▶ [DOCUMENT SEGMENT]
What this means is the confirmation of the allegation of security analysts that our security challenges are not just home spun but internationally baked. One would wish at this point that we would together and in unison stop terrorists in their tracks by employing every means of diplomacy, directing any tool of research deploying relevant security agents to the defeat of terror network.
Our response needs to involve more than just ending Boko Haram. We would need a lengthy campaign that educates people of homeland security until our nation feels safe and immune from further attacks.
Abiola’s June 12 offered more than a united Nigeria. His campaign was largely predicated on a promise of a vibrant economy. Today, many Nigerians have remained hopeful of that country where basic necessaries are not luxuries. That hope is now waning if not  being dashed.

The Buhari administration rode on the goodwill of an expectation that Mr. Integrity will cause a dramatic turnaround for good.
One year after, the economy has shrunk and living has become difficult. Fuel now sells at an all-time high of N145.Tomatoes is now the new goldmine. Hospitals are still not able to respond to the challenges of simple diagnosis. Power cuts are more regular. Pipe borne water is hardly available. In fact not much is  different from where we are coming from.
One wonders what it is that defies solutions to our problems. But we are reminded at a moment where the world mourns former world heavy weight boxing champion, Muhammad Ali, of his determination, resilience and zeal which he often captured in his chants before his time in the ring. In 1974  before his ‘Rumble in the Jungle’ match with George Foreman, he roared: “ I done wrestled with an alligator, I done tussled with a whale, handcuffed lightning, thrown thunder in jail; only last week I murdered a rock, injured a stone, hospitalized a brick.

I’m so mean I make medicine sick.”
Yes, Ali was that vicious against his challenger.Too often; he came out of the ring proving his words to be true perharps because those words spurred him on and gave him direction. A champion of many rounds, Parkinson disease would later ravage Ali’s body for 32 years. In turn, he bravely gave the disease a run for those three decades until a septic shock silenced him. Nigeria needs to replicate his courage in the fight against the enemies of our territorial integrity. We must not bow to our challenges but keep hitting until these state demons crumble and bow down.

▶ [SOURCE DATA]
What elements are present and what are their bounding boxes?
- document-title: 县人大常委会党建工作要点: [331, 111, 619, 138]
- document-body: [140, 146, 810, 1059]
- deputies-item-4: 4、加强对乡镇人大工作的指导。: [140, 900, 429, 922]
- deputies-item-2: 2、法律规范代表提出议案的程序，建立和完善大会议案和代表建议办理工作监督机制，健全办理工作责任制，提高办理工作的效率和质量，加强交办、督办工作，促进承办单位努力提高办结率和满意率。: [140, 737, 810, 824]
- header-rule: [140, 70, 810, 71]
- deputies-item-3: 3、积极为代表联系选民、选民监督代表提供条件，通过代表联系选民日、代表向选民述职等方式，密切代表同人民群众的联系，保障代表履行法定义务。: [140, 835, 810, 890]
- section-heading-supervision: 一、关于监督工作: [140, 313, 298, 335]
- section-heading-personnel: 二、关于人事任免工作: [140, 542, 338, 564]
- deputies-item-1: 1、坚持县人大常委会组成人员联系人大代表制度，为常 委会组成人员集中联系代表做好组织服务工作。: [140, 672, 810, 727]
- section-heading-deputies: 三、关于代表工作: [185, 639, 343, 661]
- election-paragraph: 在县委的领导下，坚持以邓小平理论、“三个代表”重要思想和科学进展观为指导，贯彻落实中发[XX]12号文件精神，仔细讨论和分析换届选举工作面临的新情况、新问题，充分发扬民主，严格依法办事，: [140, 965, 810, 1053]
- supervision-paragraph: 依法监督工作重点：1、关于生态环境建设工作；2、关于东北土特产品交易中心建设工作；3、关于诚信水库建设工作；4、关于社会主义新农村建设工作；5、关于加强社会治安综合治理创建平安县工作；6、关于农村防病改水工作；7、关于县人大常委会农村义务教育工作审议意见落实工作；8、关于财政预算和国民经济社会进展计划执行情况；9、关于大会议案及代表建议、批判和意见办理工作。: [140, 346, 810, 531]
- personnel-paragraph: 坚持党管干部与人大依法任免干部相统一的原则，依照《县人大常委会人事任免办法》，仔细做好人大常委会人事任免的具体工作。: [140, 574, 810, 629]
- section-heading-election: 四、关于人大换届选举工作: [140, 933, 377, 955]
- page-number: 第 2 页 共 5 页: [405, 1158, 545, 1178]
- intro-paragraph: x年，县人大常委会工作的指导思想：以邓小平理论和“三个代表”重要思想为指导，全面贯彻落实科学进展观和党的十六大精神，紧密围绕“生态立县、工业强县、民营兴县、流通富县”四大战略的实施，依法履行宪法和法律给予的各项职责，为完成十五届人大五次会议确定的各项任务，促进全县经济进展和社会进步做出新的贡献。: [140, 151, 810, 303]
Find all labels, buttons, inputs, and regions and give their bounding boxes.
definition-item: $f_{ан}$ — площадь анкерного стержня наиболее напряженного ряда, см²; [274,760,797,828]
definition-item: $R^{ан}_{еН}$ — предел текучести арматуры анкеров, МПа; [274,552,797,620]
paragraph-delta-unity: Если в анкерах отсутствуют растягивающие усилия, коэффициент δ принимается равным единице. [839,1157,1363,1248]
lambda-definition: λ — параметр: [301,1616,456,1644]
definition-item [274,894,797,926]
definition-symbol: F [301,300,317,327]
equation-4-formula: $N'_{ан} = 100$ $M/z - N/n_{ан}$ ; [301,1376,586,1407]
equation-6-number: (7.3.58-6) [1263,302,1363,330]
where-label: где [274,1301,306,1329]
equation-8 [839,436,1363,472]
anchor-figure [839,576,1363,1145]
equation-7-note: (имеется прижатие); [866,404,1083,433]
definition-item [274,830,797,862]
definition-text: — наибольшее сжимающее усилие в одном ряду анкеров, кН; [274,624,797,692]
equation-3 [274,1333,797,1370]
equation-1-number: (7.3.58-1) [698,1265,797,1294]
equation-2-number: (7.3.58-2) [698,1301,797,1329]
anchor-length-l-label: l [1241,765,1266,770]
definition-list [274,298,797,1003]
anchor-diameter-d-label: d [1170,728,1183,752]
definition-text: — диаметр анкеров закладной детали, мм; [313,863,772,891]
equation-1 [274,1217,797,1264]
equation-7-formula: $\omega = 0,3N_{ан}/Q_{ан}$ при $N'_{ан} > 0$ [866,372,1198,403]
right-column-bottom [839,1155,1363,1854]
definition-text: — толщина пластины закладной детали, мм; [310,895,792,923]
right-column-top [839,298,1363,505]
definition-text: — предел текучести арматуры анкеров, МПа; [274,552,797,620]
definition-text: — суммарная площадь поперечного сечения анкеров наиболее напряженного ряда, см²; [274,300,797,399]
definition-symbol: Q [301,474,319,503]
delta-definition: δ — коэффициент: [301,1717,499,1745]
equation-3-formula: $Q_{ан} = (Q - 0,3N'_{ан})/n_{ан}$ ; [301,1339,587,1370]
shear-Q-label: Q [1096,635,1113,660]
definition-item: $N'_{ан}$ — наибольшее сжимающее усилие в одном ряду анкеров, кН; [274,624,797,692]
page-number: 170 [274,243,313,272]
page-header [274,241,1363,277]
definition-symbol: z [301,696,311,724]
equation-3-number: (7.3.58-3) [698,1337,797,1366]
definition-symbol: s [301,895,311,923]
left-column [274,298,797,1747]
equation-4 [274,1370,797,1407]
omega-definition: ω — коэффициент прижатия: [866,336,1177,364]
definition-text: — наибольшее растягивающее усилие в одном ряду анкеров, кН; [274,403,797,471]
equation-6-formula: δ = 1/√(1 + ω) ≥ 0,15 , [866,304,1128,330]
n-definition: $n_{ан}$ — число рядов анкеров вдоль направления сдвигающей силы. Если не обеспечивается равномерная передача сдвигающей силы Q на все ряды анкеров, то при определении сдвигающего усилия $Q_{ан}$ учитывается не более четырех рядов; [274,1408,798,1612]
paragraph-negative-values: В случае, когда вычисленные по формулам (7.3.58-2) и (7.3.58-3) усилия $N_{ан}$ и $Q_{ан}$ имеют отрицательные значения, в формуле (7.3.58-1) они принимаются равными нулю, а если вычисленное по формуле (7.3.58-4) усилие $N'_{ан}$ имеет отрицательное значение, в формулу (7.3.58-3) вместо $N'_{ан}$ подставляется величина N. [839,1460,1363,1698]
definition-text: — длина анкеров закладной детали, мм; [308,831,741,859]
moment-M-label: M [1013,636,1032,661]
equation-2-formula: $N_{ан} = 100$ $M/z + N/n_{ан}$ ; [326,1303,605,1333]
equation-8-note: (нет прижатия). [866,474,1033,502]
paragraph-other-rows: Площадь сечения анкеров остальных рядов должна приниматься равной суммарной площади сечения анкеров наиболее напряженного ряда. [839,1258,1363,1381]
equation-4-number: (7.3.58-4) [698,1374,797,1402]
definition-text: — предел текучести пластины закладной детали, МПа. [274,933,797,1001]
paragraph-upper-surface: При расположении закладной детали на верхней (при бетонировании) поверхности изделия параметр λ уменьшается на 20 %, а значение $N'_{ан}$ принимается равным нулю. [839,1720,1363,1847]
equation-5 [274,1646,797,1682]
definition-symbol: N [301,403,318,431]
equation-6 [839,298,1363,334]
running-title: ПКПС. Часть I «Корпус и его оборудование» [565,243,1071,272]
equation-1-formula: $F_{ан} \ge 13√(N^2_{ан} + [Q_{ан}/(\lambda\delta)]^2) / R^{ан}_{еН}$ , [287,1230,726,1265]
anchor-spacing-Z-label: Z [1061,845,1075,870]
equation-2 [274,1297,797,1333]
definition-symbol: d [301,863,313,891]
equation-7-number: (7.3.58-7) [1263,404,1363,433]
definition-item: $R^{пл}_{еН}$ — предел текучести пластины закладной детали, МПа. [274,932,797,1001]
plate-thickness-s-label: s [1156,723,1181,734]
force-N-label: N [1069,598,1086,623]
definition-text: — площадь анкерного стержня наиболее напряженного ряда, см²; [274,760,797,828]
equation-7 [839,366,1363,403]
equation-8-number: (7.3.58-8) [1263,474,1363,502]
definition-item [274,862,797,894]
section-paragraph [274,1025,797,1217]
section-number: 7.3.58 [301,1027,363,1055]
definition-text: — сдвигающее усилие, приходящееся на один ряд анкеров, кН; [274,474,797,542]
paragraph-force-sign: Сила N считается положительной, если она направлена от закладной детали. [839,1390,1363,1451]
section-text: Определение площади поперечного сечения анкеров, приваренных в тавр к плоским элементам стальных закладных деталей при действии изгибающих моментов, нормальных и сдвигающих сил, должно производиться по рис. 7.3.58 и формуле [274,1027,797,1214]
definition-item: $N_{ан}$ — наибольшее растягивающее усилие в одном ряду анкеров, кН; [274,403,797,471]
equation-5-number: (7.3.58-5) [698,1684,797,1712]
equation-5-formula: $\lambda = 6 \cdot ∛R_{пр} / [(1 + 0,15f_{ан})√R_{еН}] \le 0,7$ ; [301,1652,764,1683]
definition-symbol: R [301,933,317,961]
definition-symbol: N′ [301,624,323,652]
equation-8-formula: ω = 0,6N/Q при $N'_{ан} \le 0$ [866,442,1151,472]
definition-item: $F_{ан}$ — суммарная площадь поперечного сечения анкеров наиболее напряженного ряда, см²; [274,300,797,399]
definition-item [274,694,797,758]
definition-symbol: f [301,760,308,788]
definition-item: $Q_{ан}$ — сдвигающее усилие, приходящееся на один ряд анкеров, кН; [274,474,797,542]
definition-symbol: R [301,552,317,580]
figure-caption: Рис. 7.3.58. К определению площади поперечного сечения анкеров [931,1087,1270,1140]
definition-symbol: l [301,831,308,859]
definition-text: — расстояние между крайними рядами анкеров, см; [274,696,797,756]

▶ [WHAT THE EXERCISE ASKS] From the commentary on Nigeria's security and economy, list each feat Muhammad Ali claims in the chant he roared in 1974 before his "Rumble in the Jungle" match.

▶ [EXERCISE SOLUTION]
- wrestled with an alligator
- tussled with a whale
- handcuffed lightning
- thrown thunder in jail
- murdered a rock
- injured a stone
- hospitalized a brick